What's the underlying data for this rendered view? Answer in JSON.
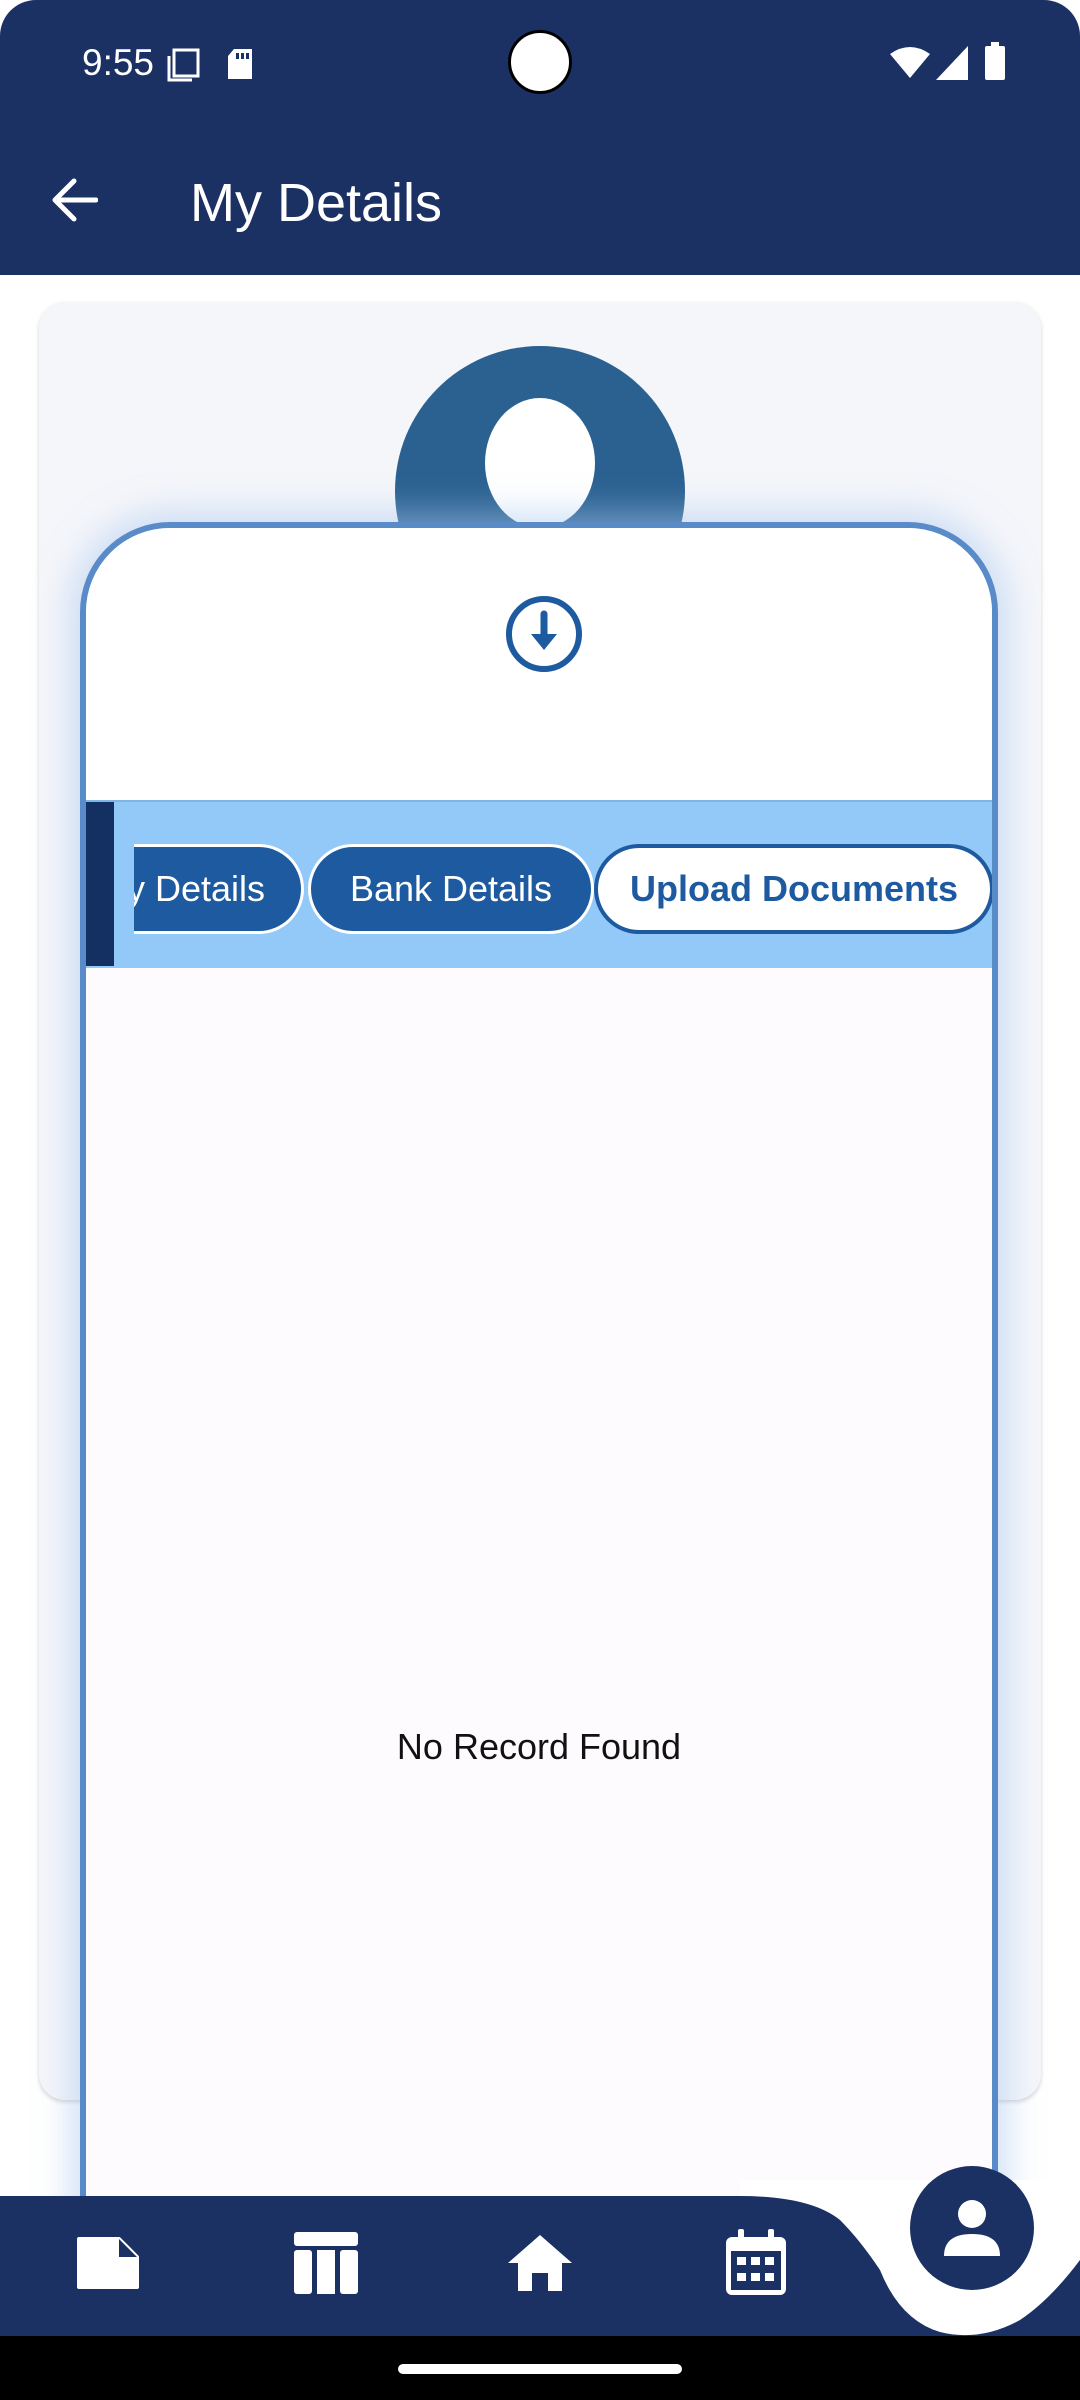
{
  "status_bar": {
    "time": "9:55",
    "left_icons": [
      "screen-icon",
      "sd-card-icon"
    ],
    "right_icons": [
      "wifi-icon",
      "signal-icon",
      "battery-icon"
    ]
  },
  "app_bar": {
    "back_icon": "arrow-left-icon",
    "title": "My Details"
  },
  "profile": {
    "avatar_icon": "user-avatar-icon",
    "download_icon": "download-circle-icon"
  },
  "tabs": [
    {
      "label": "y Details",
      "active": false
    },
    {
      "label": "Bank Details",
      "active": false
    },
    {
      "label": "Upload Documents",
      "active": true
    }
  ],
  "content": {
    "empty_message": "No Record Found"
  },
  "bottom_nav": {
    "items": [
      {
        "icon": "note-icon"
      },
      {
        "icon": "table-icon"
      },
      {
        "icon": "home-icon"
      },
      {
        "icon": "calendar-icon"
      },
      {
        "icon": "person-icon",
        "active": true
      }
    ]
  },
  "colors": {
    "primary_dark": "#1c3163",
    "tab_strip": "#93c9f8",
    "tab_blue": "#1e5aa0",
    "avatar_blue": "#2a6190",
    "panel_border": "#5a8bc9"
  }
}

## What the exercise asks
Identify every line where the string "Details" appears.

## Reply
    "title": "My Details"
      "label": "y Details",
      "label": "Bank Details",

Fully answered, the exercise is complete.